**DATA SUPPLIED**:
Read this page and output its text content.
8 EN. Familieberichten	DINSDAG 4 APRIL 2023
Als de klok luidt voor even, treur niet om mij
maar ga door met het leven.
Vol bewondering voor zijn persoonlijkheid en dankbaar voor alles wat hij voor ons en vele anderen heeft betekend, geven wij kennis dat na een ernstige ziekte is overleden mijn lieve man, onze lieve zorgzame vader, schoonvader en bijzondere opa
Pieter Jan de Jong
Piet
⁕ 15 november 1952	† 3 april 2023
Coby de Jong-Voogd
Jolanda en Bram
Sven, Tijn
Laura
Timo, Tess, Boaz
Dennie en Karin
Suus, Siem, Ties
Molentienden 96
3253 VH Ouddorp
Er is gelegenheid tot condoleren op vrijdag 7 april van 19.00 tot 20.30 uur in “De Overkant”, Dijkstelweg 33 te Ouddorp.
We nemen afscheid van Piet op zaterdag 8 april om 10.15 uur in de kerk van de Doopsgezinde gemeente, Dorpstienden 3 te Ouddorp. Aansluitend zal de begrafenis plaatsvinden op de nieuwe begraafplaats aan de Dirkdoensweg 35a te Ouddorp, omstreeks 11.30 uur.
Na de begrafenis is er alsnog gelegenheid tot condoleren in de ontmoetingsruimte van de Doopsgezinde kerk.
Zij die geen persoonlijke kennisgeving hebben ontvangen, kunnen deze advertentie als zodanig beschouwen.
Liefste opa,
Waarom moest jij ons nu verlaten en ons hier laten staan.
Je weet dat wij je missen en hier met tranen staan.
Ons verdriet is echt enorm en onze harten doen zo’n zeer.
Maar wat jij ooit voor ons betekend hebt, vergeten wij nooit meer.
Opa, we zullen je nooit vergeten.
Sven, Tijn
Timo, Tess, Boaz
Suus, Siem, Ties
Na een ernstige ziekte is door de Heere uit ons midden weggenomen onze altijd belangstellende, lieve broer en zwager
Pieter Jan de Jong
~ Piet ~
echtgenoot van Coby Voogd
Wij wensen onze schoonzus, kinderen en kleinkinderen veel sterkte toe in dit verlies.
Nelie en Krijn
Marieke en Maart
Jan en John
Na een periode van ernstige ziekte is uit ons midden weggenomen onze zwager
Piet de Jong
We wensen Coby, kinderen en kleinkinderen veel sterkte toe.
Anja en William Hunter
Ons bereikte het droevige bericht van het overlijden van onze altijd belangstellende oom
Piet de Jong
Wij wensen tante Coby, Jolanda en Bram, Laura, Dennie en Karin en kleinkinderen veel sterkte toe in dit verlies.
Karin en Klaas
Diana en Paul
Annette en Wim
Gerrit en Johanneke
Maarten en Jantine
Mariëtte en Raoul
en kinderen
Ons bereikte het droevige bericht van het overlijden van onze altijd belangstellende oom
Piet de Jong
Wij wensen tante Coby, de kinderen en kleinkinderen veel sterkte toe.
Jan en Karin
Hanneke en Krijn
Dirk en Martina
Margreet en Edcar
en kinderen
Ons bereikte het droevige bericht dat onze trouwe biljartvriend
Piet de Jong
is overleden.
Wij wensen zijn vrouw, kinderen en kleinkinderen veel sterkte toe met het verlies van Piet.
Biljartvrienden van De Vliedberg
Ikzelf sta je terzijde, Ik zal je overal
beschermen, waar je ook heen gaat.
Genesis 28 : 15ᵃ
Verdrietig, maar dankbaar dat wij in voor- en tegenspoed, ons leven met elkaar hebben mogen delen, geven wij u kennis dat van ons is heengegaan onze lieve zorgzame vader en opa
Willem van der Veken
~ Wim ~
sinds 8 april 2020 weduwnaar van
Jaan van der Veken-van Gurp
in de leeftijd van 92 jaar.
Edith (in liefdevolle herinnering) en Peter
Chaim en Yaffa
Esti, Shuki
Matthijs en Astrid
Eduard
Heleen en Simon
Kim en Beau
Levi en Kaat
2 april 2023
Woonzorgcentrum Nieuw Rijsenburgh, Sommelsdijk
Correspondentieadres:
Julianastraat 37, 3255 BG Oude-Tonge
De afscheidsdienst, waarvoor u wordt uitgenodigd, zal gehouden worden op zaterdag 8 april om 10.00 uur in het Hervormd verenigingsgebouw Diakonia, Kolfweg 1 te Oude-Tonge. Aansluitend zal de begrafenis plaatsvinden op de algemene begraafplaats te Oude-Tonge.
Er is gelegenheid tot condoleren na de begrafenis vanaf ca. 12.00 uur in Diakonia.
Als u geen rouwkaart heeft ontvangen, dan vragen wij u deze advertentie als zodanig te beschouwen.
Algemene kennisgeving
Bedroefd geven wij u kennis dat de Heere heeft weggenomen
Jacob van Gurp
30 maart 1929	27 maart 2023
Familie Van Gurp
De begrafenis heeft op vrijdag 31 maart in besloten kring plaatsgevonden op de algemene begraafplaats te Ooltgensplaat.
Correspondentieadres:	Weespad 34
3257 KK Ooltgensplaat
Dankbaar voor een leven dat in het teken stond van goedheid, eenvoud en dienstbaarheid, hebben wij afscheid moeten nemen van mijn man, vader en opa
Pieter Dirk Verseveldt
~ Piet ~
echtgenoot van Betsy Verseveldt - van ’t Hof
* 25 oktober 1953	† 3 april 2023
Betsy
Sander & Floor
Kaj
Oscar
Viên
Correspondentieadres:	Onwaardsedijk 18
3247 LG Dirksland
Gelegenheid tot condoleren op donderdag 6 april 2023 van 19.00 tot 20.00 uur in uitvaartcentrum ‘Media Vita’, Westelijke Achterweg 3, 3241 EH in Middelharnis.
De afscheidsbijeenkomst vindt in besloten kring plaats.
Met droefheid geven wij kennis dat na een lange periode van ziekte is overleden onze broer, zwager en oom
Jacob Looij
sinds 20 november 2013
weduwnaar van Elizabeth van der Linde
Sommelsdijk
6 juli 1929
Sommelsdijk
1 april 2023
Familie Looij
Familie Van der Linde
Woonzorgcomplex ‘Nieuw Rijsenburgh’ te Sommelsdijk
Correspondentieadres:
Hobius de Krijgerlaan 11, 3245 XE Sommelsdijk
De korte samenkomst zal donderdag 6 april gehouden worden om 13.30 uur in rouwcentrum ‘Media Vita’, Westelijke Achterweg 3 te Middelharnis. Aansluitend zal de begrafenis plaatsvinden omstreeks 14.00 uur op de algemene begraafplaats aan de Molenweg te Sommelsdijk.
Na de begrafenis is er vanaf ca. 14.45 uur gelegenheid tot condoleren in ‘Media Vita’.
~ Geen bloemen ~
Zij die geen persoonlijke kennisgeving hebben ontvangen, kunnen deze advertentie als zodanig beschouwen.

**TASK DESCRIPTION**: Apply a filter to the listing above so that only lines with "Tonge" are kept, and copy those lines.

**TASK RESPONSE**:
Julianastraat 37, 3255 BG Oude-Tonge
De afscheidsdienst, waarvoor u wordt uitgenodigd, zal gehouden worden op zaterdag 8 april om 10.00 uur in het Hervormd verenigingsgebouw Diakonia, Kolfweg 1 te Oude-Tonge. Aansluitend zal de begrafenis plaatsvinden op de algemene begraafplaats te Oude-Tonge.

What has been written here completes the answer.